Records contained in a dataset:
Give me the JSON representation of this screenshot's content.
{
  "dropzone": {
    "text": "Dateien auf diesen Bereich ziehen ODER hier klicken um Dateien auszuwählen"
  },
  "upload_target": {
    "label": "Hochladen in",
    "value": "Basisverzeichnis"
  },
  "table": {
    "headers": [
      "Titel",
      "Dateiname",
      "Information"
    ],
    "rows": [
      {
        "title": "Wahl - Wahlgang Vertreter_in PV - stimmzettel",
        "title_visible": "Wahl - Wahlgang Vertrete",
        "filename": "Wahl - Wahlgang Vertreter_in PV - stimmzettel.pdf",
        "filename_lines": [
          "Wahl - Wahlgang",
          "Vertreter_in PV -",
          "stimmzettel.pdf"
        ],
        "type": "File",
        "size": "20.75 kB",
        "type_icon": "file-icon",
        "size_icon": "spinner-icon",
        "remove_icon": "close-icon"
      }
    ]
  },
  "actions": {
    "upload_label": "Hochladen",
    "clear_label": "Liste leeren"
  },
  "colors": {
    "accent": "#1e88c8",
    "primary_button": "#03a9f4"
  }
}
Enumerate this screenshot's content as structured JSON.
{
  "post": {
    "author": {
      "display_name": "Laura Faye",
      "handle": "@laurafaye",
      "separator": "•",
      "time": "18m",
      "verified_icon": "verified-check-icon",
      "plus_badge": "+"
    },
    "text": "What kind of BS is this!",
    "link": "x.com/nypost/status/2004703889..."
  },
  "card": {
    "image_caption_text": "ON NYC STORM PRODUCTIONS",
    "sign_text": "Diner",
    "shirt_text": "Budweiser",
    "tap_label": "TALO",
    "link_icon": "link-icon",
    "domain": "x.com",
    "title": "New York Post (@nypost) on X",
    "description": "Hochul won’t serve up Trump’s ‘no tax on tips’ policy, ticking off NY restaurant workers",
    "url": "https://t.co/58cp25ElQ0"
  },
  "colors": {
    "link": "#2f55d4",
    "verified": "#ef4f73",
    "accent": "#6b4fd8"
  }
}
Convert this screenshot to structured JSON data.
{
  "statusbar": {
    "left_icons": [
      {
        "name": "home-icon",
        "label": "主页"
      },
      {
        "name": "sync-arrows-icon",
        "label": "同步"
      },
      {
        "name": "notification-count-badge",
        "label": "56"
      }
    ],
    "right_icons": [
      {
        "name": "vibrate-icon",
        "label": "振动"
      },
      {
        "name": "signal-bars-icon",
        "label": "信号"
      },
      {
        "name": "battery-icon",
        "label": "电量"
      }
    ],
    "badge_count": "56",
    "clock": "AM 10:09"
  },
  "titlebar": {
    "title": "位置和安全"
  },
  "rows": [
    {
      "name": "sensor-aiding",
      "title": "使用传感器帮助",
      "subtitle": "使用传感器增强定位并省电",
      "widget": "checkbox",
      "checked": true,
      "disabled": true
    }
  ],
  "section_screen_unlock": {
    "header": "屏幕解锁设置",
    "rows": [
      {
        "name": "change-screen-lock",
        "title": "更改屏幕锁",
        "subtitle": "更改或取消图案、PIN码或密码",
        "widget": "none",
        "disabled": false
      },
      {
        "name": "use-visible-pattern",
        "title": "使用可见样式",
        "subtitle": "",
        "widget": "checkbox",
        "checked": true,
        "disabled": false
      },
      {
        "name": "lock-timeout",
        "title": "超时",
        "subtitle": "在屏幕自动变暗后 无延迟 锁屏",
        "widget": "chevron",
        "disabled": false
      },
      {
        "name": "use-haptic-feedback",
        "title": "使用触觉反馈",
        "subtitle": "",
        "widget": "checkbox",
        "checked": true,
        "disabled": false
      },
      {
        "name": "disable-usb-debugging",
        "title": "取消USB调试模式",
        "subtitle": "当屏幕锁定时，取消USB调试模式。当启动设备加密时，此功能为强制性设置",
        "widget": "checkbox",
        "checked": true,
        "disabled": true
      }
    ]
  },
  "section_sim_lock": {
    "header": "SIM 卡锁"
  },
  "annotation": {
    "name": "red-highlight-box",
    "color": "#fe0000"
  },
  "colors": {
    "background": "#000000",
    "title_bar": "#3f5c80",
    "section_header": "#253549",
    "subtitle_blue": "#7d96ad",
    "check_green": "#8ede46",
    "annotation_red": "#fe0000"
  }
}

• Task instructions:
Check every line of the data, and copy the ones that contain "stimmzettel".

• Complete answer:
        "title": "Wahl - Wahlgang Vertreter_in PV - stimmzettel",
        "filename": "Wahl - Wahlgang Vertreter_in PV - stimmzettel.pdf",
          "stimmzettel.pdf"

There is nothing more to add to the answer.